#### Your task:
Copy every line of the entries that includes the word "right".

Dataset excerpt
-*-

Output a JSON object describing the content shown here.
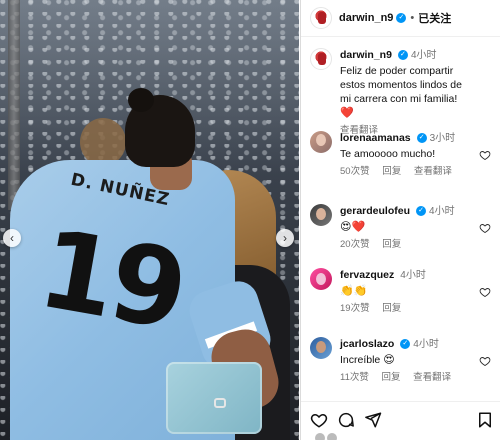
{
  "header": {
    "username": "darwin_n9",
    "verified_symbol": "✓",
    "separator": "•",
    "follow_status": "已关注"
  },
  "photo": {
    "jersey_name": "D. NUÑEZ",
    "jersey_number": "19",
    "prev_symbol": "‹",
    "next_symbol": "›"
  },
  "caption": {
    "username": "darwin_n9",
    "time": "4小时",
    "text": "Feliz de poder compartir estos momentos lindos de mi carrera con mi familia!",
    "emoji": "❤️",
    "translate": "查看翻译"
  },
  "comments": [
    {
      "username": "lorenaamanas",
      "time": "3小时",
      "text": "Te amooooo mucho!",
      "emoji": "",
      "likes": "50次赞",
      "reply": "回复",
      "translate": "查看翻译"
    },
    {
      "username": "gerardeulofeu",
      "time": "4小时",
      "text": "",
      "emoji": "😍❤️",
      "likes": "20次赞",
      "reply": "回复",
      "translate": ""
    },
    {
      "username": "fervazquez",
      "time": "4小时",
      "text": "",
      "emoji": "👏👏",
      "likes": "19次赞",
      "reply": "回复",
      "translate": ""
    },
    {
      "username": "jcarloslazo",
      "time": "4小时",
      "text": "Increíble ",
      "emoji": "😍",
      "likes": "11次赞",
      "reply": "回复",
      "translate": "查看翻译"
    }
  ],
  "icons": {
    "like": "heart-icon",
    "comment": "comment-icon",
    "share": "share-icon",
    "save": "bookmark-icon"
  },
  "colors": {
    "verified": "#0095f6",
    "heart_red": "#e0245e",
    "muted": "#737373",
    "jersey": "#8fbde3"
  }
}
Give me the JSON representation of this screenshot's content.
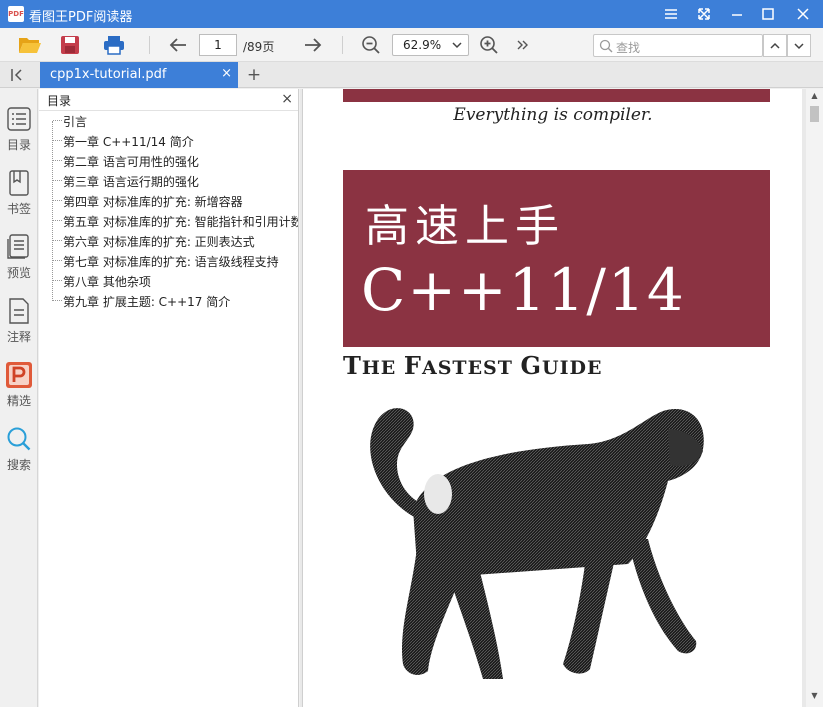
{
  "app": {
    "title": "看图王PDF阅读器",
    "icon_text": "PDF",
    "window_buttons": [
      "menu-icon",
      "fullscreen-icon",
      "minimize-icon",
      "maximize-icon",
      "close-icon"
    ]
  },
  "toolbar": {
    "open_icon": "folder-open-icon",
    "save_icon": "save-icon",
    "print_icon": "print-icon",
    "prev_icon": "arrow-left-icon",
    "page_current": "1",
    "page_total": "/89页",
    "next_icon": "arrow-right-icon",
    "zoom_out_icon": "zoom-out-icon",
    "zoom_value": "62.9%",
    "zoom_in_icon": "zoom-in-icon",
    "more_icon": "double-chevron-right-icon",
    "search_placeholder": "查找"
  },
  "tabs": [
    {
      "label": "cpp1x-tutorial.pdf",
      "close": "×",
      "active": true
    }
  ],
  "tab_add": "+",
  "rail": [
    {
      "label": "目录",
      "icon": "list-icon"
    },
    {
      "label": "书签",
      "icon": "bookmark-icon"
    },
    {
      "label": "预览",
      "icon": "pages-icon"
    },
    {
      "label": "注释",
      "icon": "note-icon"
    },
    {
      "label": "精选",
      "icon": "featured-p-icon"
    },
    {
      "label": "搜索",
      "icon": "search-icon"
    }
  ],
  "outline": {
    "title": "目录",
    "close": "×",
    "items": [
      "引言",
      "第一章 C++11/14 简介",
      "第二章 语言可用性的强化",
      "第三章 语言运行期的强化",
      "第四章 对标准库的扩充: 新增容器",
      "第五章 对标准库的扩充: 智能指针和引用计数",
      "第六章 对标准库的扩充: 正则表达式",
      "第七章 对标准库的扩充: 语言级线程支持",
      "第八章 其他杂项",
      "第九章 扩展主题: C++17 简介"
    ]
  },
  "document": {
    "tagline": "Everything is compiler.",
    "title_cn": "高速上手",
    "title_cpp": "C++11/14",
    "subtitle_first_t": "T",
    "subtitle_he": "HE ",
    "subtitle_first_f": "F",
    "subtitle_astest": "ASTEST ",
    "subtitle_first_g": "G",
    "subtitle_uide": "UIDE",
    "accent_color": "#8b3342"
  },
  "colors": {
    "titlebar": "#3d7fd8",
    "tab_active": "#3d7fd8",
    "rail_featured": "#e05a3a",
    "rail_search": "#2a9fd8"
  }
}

-*-

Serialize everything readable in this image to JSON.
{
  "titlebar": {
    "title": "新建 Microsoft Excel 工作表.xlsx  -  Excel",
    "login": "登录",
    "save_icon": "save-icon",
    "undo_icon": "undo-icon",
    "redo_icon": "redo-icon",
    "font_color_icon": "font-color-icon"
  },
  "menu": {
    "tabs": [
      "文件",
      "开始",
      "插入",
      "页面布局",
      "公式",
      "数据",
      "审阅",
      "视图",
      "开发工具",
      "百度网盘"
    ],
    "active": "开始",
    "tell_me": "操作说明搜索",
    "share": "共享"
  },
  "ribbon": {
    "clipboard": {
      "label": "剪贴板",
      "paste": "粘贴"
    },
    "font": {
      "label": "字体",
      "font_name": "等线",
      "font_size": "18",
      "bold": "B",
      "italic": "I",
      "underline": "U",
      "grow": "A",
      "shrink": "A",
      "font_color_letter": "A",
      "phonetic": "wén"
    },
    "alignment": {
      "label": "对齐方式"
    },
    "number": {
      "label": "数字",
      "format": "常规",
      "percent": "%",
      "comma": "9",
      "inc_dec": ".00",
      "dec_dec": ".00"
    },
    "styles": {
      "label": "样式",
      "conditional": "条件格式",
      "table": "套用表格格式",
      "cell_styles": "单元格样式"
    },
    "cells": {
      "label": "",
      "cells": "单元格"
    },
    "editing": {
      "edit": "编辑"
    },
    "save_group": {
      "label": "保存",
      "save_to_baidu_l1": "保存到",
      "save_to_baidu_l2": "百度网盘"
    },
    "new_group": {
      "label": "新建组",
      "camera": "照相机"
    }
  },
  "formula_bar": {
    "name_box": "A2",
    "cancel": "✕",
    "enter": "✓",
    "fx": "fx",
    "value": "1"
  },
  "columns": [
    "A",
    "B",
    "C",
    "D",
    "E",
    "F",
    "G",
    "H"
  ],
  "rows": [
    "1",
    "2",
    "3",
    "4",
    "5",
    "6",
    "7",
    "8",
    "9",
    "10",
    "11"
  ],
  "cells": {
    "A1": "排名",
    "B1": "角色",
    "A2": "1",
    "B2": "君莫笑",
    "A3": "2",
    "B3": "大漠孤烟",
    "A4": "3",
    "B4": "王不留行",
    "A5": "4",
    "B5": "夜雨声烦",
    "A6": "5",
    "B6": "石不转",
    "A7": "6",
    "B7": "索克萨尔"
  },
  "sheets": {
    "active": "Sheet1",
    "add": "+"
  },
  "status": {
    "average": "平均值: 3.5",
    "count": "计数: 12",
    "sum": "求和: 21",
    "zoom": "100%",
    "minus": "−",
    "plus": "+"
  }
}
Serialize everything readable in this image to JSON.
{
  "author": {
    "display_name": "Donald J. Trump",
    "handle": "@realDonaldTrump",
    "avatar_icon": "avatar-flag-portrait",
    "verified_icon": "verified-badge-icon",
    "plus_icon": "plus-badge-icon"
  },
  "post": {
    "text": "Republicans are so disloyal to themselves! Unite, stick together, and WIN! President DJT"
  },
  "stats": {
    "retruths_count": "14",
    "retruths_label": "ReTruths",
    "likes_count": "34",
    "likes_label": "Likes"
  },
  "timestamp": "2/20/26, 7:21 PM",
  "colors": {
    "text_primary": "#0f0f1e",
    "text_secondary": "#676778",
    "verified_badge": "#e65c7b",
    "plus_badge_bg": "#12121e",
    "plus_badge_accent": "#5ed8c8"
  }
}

-*-

#### Correct output:
    "next_icon": "arrow-right-icon",
    "more_icon": "double-chevron-right-icon",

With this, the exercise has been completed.